**Exercise description**
Collect each line of the records containing the string "trờn".

(Rows from a dataset)

------

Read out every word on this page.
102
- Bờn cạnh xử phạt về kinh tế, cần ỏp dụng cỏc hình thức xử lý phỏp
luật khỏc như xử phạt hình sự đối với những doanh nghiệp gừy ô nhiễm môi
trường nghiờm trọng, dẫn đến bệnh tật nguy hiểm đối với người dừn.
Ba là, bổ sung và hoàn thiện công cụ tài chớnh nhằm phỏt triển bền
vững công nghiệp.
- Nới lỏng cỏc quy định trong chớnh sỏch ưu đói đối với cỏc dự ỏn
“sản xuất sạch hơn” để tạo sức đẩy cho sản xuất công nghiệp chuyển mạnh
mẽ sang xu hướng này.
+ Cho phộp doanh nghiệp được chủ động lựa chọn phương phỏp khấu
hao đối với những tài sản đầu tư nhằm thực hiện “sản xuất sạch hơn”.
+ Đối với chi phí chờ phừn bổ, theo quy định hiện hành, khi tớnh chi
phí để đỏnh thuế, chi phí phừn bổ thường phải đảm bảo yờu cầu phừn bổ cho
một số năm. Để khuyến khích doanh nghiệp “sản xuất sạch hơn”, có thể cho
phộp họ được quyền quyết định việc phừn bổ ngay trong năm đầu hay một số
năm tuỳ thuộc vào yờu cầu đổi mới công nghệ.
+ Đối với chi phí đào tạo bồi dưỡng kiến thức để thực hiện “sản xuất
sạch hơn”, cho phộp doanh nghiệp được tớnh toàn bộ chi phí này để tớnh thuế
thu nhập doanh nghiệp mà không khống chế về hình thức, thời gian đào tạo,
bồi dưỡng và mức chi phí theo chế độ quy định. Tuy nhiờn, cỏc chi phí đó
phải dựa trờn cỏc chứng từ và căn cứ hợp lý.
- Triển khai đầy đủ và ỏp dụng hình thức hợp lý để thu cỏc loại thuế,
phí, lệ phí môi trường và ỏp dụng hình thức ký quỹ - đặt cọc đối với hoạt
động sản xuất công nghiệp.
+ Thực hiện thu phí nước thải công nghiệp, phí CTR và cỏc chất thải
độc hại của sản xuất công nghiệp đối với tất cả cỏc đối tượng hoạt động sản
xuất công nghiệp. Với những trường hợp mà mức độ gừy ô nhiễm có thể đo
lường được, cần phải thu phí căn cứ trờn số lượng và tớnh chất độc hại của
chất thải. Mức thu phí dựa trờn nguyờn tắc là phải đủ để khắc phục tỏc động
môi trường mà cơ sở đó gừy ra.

------

**The response**
phải dựa trờn cỏc chứng từ và căn cứ hợp lý.
lường được, cần phải thu phí căn cứ trờn số lượng và tớnh chất độc hại của
chất thải. Mức thu phí dựa trờn nguyờn tắc là phải đủ để khắc phục tỏc động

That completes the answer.